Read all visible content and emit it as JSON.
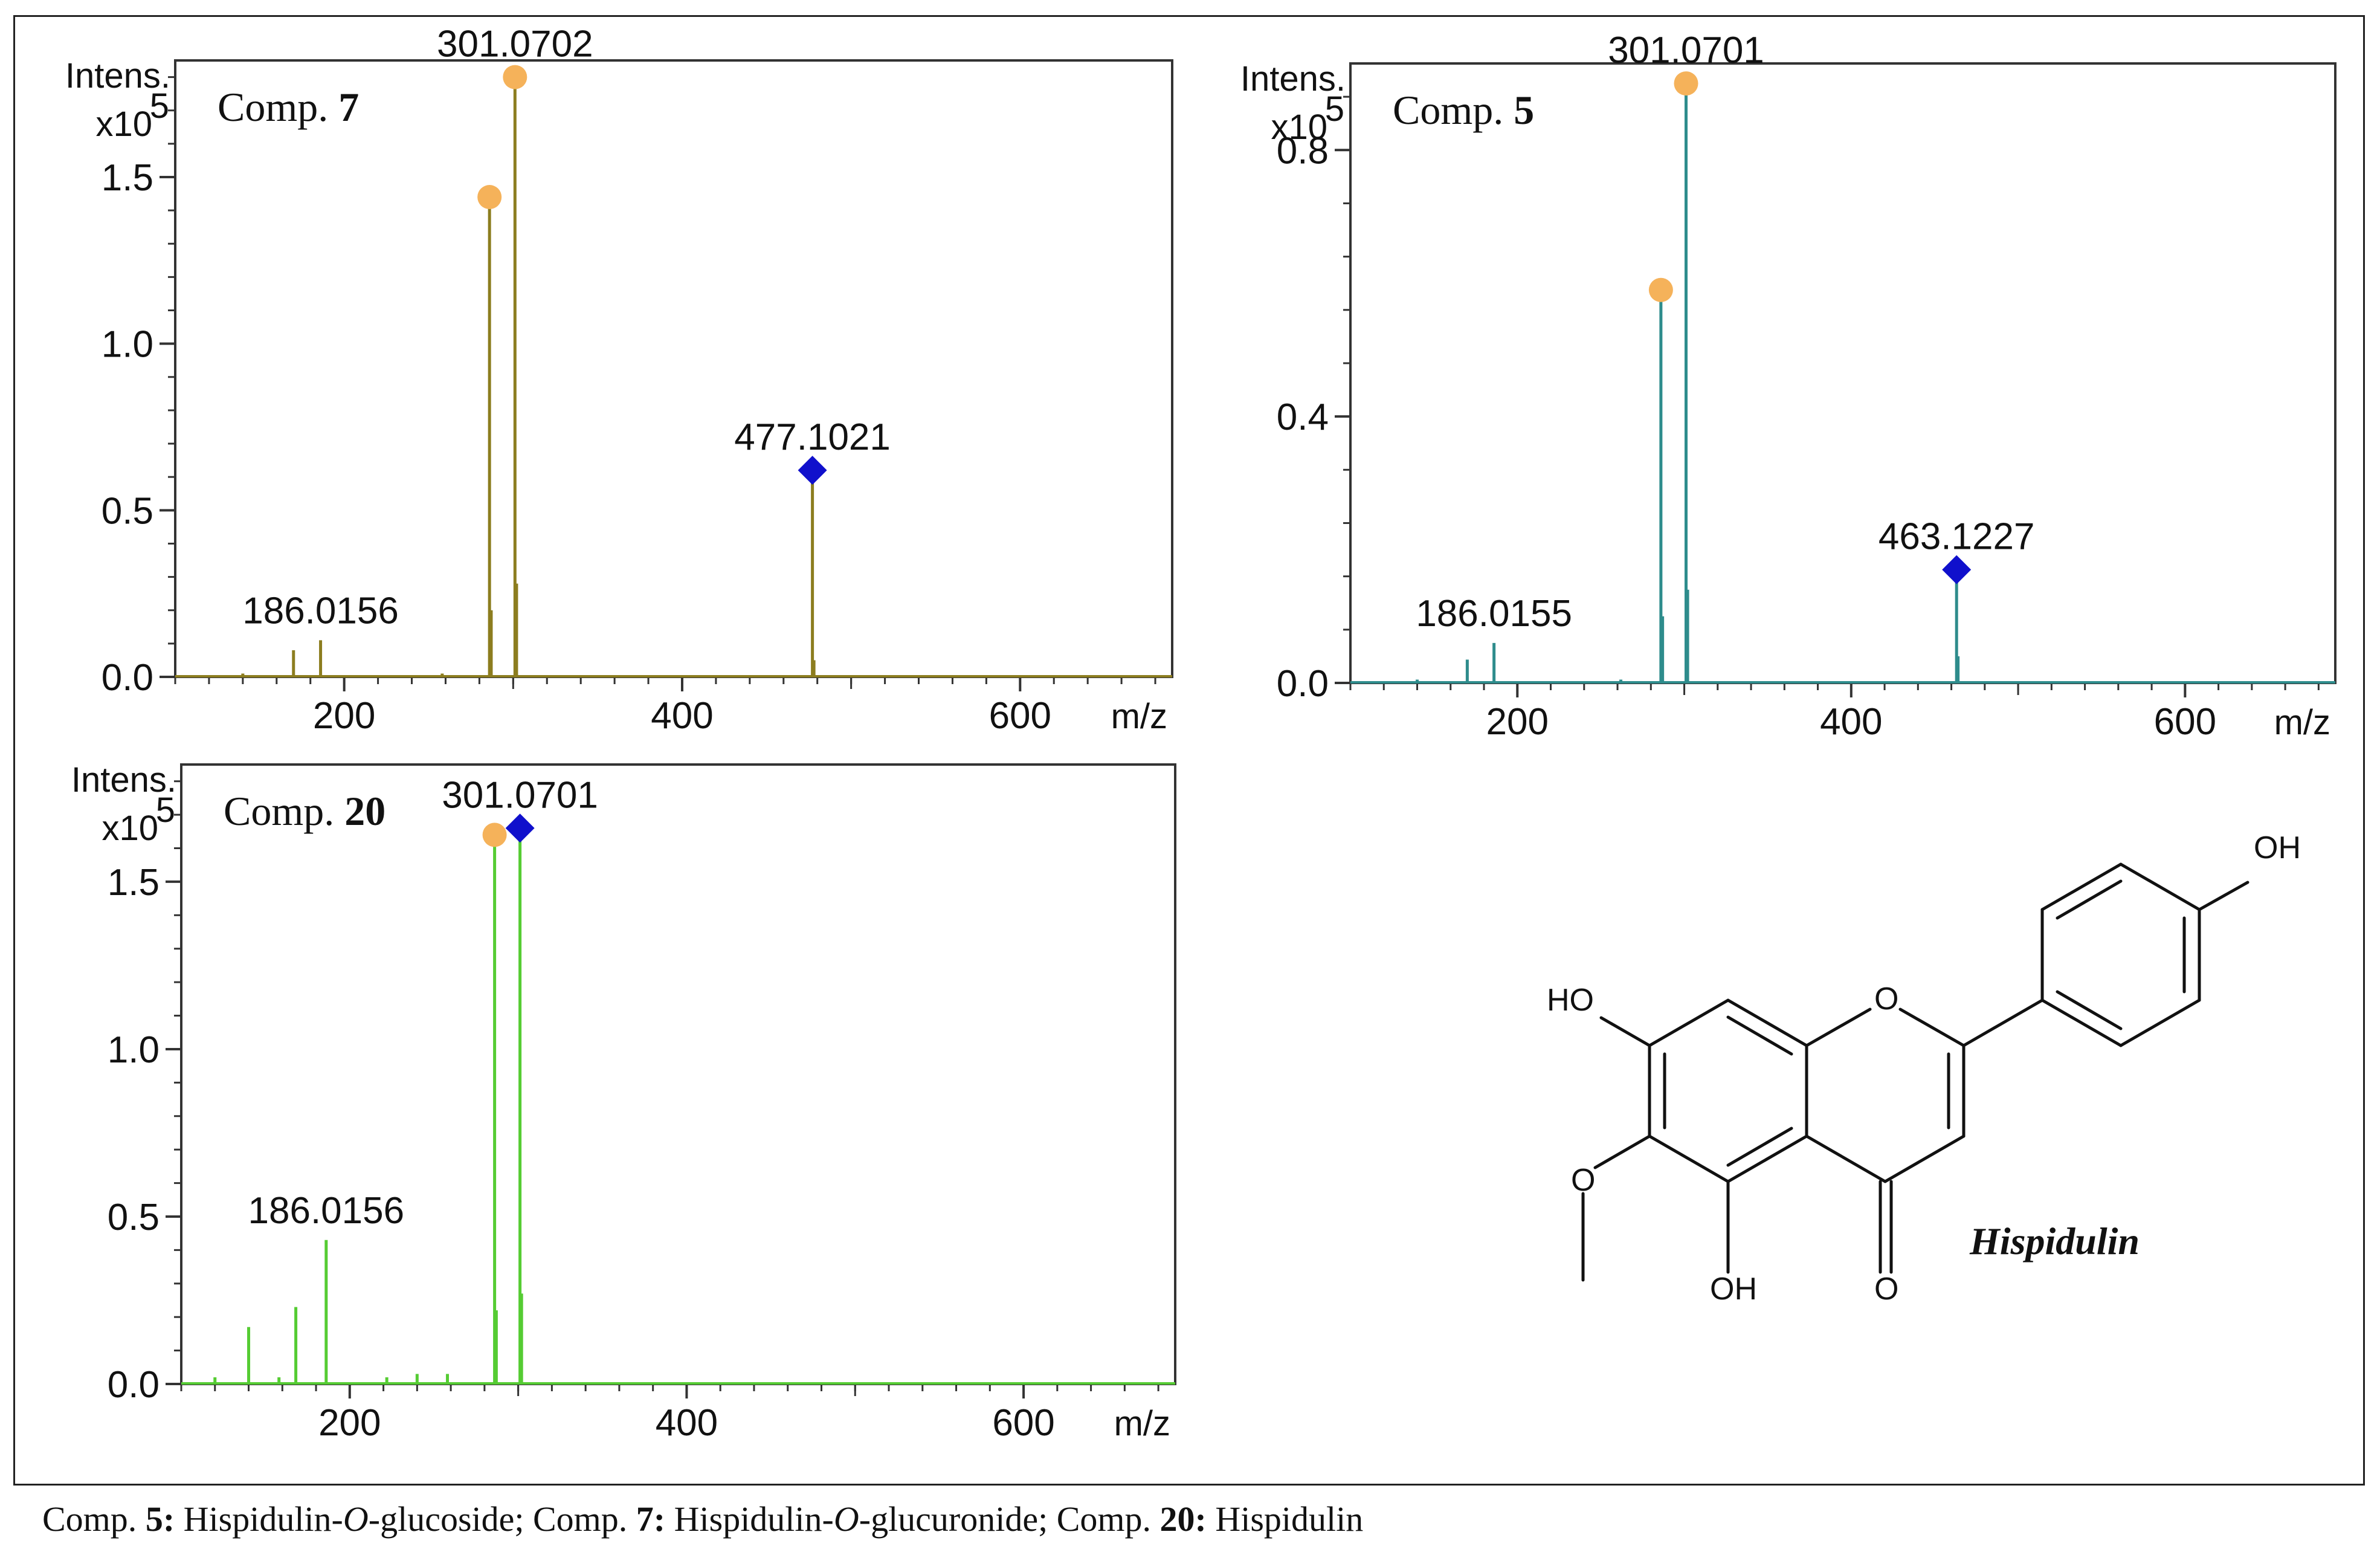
{
  "chart_data": [
    {
      "type": "bar",
      "panel": "Comp. 7",
      "title_prefix": "Comp.",
      "title_num": "7",
      "ylabel": "Intens.",
      "yscale": "x10",
      "yscale_exp": "5",
      "xlabel": "m/z",
      "xlim": [
        100,
        690
      ],
      "ylim": [
        0.0,
        1.85
      ],
      "xticks": [
        "200",
        "400",
        "600"
      ],
      "xtick_values": [
        200,
        400,
        600
      ],
      "yticks": [
        "0.0",
        "0.5",
        "1.0",
        "1.5"
      ],
      "ytick_values": [
        0.0,
        0.5,
        1.0,
        1.5
      ],
      "color": "#8c7d1f",
      "peaks": [
        {
          "mz": 140,
          "intensity": 0.01
        },
        {
          "mz": 170,
          "intensity": 0.08
        },
        {
          "mz": 186.0156,
          "intensity": 0.11,
          "label": "186.0156"
        },
        {
          "mz": 258,
          "intensity": 0.01
        },
        {
          "mz": 286,
          "intensity": 1.44,
          "marker": "circle"
        },
        {
          "mz": 287,
          "intensity": 0.2
        },
        {
          "mz": 301.0702,
          "intensity": 1.8,
          "marker": "circle",
          "label": "301.0702"
        },
        {
          "mz": 302,
          "intensity": 0.28
        },
        {
          "mz": 477.1021,
          "intensity": 0.62,
          "marker": "diamond",
          "label": "477.1021"
        },
        {
          "mz": 478,
          "intensity": 0.05
        }
      ]
    },
    {
      "type": "bar",
      "panel": "Comp. 5",
      "title_prefix": "Comp.",
      "title_num": "5",
      "ylabel": "Intens.",
      "yscale": "x10",
      "yscale_exp": "5",
      "xlabel": "m/z",
      "xlim": [
        100,
        690
      ],
      "ylim": [
        0.0,
        0.93
      ],
      "xticks": [
        "200",
        "400",
        "600"
      ],
      "xtick_values": [
        200,
        400,
        600
      ],
      "yticks": [
        "0.0",
        "0.4",
        "0.8"
      ],
      "ytick_values": [
        0.0,
        0.4,
        0.8
      ],
      "color": "#2e8c8c",
      "peaks": [
        {
          "mz": 140,
          "intensity": 0.005
        },
        {
          "mz": 170,
          "intensity": 0.035
        },
        {
          "mz": 186.0155,
          "intensity": 0.06,
          "label": "186.0155"
        },
        {
          "mz": 262,
          "intensity": 0.005
        },
        {
          "mz": 286,
          "intensity": 0.59,
          "marker": "circle"
        },
        {
          "mz": 287,
          "intensity": 0.1
        },
        {
          "mz": 301.0701,
          "intensity": 0.9,
          "marker": "circle",
          "label": "301.0701"
        },
        {
          "mz": 302,
          "intensity": 0.14
        },
        {
          "mz": 463.1227,
          "intensity": 0.17,
          "marker": "diamond",
          "label": "463.1227"
        },
        {
          "mz": 464,
          "intensity": 0.04
        }
      ]
    },
    {
      "type": "bar",
      "panel": "Comp. 20",
      "title_prefix": "Comp.",
      "title_num": "20",
      "ylabel": "Intens.",
      "yscale": "x10",
      "yscale_exp": "5",
      "xlabel": "m/z",
      "xlim": [
        100,
        690
      ],
      "ylim": [
        0.0,
        1.85
      ],
      "xticks": [
        "200",
        "400",
        "600"
      ],
      "xtick_values": [
        200,
        400,
        600
      ],
      "yticks": [
        "0.0",
        "0.5",
        "1.0",
        "1.5"
      ],
      "ytick_values": [
        0.0,
        0.5,
        1.0,
        1.5
      ],
      "color": "#55cc33",
      "peaks": [
        {
          "mz": 120,
          "intensity": 0.02
        },
        {
          "mz": 140,
          "intensity": 0.17
        },
        {
          "mz": 158,
          "intensity": 0.02
        },
        {
          "mz": 168,
          "intensity": 0.23
        },
        {
          "mz": 186.0156,
          "intensity": 0.43,
          "label": "186.0156"
        },
        {
          "mz": 222,
          "intensity": 0.02
        },
        {
          "mz": 240,
          "intensity": 0.03
        },
        {
          "mz": 258,
          "intensity": 0.03
        },
        {
          "mz": 286,
          "intensity": 1.64,
          "marker": "circle"
        },
        {
          "mz": 287,
          "intensity": 0.22
        },
        {
          "mz": 301.0701,
          "intensity": 1.66,
          "marker": "diamond",
          "label": "301.0701"
        },
        {
          "mz": 302,
          "intensity": 0.27
        }
      ]
    }
  ],
  "markers": {
    "circle_color": "#f5b25a",
    "diamond_color": "#1010cc"
  },
  "structure": {
    "name": "Hispidulin",
    "labels": {
      "oh_top": "OH",
      "ho_left": "HO",
      "o_ring": "O",
      "o_methoxy": "O",
      "oh_bottom": "OH",
      "o_carbonyl": "O"
    }
  },
  "caption": {
    "c5_prefix": "Comp. ",
    "c5_num": "5:",
    "c5_text_a": " Hispidulin-",
    "c5_o": "O",
    "c5_text_b": "-glucoside; ",
    "c7_prefix": "Comp. ",
    "c7_num": "7:",
    "c7_text_a": " Hispidulin-",
    "c7_o": "O",
    "c7_text_b": "-glucuronide; ",
    "c20_prefix": "Comp. ",
    "c20_num": "20:",
    "c20_text": " Hispidulin"
  }
}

——————————

WORK REQUIRED: Repeat all the records above exactly, leaving out any pictures.

ANSWER TO THIS PROBLEM:
Read all visible content and emit it as JSON.
{
  "chart_data": [
    {
      "type": "bar",
      "panel": "Comp. 7",
      "title_prefix": "Comp.",
      "title_num": "7",
      "ylabel": "Intens.",
      "yscale": "x10",
      "yscale_exp": "5",
      "xlabel": "m/z",
      "xlim": [
        100,
        690
      ],
      "ylim": [
        0.0,
        1.85
      ],
      "xticks": [
        "200",
        "400",
        "600"
      ],
      "xtick_values": [
        200,
        400,
        600
      ],
      "yticks": [
        "0.0",
        "0.5",
        "1.0",
        "1.5"
      ],
      "ytick_values": [
        0.0,
        0.5,
        1.0,
        1.5
      ],
      "color": "#8c7d1f",
      "peaks": [
        {
          "mz": 140,
          "intensity": 0.01
        },
        {
          "mz": 170,
          "intensity": 0.08
        },
        {
          "mz": 186.0156,
          "intensity": 0.11,
          "label": "186.0156"
        },
        {
          "mz": 258,
          "intensity": 0.01
        },
        {
          "mz": 286,
          "intensity": 1.44,
          "marker": "circle"
        },
        {
          "mz": 287,
          "intensity": 0.2
        },
        {
          "mz": 301.0702,
          "intensity": 1.8,
          "marker": "circle",
          "label": "301.0702"
        },
        {
          "mz": 302,
          "intensity": 0.28
        },
        {
          "mz": 477.1021,
          "intensity": 0.62,
          "marker": "diamond",
          "label": "477.1021"
        },
        {
          "mz": 478,
          "intensity": 0.05
        }
      ]
    },
    {
      "type": "bar",
      "panel": "Comp. 5",
      "title_prefix": "Comp.",
      "title_num": "5",
      "ylabel": "Intens.",
      "yscale": "x10",
      "yscale_exp": "5",
      "xlabel": "m/z",
      "xlim": [
        100,
        690
      ],
      "ylim": [
        0.0,
        0.93
      ],
      "xticks": [
        "200",
        "400",
        "600"
      ],
      "xtick_values": [
        200,
        400,
        600
      ],
      "yticks": [
        "0.0",
        "0.4",
        "0.8"
      ],
      "ytick_values": [
        0.0,
        0.4,
        0.8
      ],
      "color": "#2e8c8c",
      "peaks": [
        {
          "mz": 140,
          "intensity": 0.005
        },
        {
          "mz": 170,
          "intensity": 0.035
        },
        {
          "mz": 186.0155,
          "intensity": 0.06,
          "label": "186.0155"
        },
        {
          "mz": 262,
          "intensity": 0.005
        },
        {
          "mz": 286,
          "intensity": 0.59,
          "marker": "circle"
        },
        {
          "mz": 287,
          "intensity": 0.1
        },
        {
          "mz": 301.0701,
          "intensity": 0.9,
          "marker": "circle",
          "label": "301.0701"
        },
        {
          "mz": 302,
          "intensity": 0.14
        },
        {
          "mz": 463.1227,
          "intensity": 0.17,
          "marker": "diamond",
          "label": "463.1227"
        },
        {
          "mz": 464,
          "intensity": 0.04
        }
      ]
    },
    {
      "type": "bar",
      "panel": "Comp. 20",
      "title_prefix": "Comp.",
      "title_num": "20",
      "ylabel": "Intens.",
      "yscale": "x10",
      "yscale_exp": "5",
      "xlabel": "m/z",
      "xlim": [
        100,
        690
      ],
      "ylim": [
        0.0,
        1.85
      ],
      "xticks": [
        "200",
        "400",
        "600"
      ],
      "xtick_values": [
        200,
        400,
        600
      ],
      "yticks": [
        "0.0",
        "0.5",
        "1.0",
        "1.5"
      ],
      "ytick_values": [
        0.0,
        0.5,
        1.0,
        1.5
      ],
      "color": "#55cc33",
      "peaks": [
        {
          "mz": 120,
          "intensity": 0.02
        },
        {
          "mz": 140,
          "intensity": 0.17
        },
        {
          "mz": 158,
          "intensity": 0.02
        },
        {
          "mz": 168,
          "intensity": 0.23
        },
        {
          "mz": 186.0156,
          "intensity": 0.43,
          "label": "186.0156"
        },
        {
          "mz": 222,
          "intensity": 0.02
        },
        {
          "mz": 240,
          "intensity": 0.03
        },
        {
          "mz": 258,
          "intensity": 0.03
        },
        {
          "mz": 286,
          "intensity": 1.64,
          "marker": "circle"
        },
        {
          "mz": 287,
          "intensity": 0.22
        },
        {
          "mz": 301.0701,
          "intensity": 1.66,
          "marker": "diamond",
          "label": "301.0701"
        },
        {
          "mz": 302,
          "intensity": 0.27
        }
      ]
    }
  ],
  "markers": {
    "circle_color": "#f5b25a",
    "diamond_color": "#1010cc"
  },
  "structure": {
    "name": "Hispidulin",
    "labels": {
      "oh_top": "OH",
      "ho_left": "HO",
      "o_ring": "O",
      "o_methoxy": "O",
      "oh_bottom": "OH",
      "o_carbonyl": "O"
    }
  },
  "caption": {
    "c5_prefix": "Comp. ",
    "c5_num": "5:",
    "c5_text_a": " Hispidulin-",
    "c5_o": "O",
    "c5_text_b": "-glucoside; ",
    "c7_prefix": "Comp. ",
    "c7_num": "7:",
    "c7_text_a": " Hispidulin-",
    "c7_o": "O",
    "c7_text_b": "-glucuronide; ",
    "c20_prefix": "Comp. ",
    "c20_num": "20:",
    "c20_text": " Hispidulin"
  }
}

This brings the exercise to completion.